EXERCISE MATERIAL |

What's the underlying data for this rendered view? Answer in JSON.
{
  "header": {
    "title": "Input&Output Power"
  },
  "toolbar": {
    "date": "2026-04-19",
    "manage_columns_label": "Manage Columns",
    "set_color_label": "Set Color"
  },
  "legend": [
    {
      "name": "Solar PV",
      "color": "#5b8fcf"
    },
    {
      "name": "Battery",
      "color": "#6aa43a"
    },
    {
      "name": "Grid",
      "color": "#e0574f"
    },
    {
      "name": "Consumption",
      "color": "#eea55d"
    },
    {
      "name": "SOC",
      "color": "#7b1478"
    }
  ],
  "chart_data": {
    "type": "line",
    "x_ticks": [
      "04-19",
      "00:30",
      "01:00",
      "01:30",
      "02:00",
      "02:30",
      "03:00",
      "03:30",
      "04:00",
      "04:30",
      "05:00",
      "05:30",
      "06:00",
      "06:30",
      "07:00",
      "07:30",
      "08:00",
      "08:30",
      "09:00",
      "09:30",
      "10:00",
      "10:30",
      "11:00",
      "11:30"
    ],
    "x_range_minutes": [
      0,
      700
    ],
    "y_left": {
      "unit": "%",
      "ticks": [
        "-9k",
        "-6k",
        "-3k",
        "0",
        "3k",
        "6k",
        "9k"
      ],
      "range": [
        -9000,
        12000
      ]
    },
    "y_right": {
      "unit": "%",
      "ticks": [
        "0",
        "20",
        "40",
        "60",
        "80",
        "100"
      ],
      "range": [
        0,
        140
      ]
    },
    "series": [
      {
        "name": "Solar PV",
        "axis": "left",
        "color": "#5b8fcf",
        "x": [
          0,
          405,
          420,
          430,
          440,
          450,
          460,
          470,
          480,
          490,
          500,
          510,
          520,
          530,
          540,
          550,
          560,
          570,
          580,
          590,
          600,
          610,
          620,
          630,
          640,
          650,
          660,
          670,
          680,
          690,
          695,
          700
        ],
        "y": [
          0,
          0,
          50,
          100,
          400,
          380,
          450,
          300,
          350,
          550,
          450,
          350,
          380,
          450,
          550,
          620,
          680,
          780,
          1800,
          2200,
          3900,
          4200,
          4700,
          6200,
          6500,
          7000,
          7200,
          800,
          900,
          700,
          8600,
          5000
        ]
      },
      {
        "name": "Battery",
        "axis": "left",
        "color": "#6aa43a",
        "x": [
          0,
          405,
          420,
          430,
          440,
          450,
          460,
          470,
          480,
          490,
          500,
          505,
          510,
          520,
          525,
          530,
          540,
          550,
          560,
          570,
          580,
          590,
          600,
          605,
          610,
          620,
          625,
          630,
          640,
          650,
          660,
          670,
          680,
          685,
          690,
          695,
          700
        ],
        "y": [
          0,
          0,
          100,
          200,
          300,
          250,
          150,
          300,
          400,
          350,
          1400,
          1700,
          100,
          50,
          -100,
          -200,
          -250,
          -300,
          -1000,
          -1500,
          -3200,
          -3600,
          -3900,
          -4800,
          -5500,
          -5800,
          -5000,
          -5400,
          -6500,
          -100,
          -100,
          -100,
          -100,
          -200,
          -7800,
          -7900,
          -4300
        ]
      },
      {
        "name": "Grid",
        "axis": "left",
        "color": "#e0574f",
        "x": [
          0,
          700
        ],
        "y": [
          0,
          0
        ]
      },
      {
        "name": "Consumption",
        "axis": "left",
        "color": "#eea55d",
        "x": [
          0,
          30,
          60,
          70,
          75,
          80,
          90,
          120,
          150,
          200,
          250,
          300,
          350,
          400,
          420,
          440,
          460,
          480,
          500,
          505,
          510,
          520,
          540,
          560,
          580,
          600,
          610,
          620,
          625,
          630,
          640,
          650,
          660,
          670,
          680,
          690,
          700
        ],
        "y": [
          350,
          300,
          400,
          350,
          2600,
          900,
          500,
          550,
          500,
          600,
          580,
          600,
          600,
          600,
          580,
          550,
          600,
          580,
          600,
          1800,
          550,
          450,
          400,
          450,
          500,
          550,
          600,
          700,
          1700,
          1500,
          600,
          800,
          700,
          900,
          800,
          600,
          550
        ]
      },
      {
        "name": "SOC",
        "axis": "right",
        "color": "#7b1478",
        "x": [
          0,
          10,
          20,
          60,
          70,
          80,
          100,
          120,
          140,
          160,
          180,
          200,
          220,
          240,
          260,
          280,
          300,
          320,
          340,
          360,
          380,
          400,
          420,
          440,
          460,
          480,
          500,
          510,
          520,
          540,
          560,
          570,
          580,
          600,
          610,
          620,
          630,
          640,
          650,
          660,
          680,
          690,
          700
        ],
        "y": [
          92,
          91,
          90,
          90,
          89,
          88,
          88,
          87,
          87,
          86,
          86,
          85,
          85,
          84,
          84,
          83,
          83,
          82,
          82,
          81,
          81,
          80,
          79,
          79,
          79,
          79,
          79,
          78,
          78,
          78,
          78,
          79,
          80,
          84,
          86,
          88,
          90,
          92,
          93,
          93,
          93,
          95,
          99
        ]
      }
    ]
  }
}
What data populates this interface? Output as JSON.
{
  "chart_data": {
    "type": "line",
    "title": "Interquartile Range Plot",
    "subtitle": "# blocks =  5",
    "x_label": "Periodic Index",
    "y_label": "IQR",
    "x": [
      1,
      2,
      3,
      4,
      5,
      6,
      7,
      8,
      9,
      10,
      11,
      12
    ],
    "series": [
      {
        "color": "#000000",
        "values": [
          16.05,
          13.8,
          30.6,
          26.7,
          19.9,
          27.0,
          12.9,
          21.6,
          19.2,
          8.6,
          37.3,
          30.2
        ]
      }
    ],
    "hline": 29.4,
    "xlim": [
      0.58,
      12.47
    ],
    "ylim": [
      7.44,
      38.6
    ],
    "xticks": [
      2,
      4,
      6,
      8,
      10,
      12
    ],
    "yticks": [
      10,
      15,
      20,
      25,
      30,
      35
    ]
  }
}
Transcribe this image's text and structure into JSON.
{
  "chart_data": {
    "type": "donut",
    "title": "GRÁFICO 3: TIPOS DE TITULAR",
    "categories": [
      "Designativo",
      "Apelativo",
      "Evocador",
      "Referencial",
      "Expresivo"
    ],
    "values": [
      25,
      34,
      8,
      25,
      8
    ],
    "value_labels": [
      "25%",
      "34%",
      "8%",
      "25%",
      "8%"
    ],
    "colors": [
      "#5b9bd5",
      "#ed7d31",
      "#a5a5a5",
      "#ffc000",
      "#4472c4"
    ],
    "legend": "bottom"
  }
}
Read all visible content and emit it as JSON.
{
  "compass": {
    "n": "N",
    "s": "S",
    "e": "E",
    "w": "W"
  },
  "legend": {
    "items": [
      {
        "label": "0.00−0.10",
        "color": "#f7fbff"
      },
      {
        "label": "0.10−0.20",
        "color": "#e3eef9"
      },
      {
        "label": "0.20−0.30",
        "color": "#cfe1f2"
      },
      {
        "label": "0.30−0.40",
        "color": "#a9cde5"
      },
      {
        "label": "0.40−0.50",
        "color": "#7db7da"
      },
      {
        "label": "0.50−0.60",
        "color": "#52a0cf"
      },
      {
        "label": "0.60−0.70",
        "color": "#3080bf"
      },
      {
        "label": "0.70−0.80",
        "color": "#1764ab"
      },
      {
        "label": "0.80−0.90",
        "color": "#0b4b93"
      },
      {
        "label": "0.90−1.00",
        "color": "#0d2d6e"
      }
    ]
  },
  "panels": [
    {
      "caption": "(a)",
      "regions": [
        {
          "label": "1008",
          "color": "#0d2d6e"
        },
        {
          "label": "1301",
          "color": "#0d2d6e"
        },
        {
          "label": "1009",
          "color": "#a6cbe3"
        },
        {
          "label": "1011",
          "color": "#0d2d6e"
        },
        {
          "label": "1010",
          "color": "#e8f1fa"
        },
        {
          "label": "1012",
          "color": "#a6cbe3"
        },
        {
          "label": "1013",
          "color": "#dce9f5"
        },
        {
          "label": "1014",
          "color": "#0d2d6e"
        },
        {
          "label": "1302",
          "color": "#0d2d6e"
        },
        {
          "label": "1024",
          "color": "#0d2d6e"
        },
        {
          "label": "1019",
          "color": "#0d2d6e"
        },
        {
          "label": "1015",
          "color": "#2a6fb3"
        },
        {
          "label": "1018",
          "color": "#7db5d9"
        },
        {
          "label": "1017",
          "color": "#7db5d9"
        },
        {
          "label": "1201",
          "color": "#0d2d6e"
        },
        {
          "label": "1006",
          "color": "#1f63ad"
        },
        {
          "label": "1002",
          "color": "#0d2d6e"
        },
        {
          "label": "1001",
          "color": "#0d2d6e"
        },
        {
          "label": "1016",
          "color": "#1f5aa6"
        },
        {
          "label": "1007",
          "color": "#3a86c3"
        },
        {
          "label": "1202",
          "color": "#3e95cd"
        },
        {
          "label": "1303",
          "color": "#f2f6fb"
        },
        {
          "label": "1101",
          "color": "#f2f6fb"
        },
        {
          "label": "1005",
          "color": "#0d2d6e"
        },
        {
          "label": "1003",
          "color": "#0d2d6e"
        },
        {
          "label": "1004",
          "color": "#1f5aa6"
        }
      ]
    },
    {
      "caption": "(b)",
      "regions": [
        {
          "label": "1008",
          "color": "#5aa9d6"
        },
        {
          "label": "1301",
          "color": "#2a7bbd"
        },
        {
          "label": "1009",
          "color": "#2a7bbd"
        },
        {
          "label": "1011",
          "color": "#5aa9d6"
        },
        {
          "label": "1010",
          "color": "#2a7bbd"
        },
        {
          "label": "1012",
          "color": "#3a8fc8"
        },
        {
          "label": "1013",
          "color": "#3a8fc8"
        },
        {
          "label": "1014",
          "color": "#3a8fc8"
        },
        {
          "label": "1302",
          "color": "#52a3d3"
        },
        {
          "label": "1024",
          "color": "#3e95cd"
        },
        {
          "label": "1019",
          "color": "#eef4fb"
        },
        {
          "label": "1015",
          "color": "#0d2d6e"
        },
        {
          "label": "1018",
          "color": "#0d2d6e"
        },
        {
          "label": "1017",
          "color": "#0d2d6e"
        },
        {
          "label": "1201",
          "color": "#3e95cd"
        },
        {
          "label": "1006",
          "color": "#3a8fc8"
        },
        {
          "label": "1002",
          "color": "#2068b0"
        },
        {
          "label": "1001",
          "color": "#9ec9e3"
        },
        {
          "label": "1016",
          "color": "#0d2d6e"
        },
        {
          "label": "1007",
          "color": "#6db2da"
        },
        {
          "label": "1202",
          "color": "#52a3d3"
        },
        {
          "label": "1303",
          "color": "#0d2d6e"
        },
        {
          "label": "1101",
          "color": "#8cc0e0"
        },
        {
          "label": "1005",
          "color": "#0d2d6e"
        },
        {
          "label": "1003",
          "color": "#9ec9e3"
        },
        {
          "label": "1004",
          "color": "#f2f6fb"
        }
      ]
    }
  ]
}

YOUR GOAL |
Report only the number of lines that hold the word "JSON".

REPLY TO THE EXERCISE |
4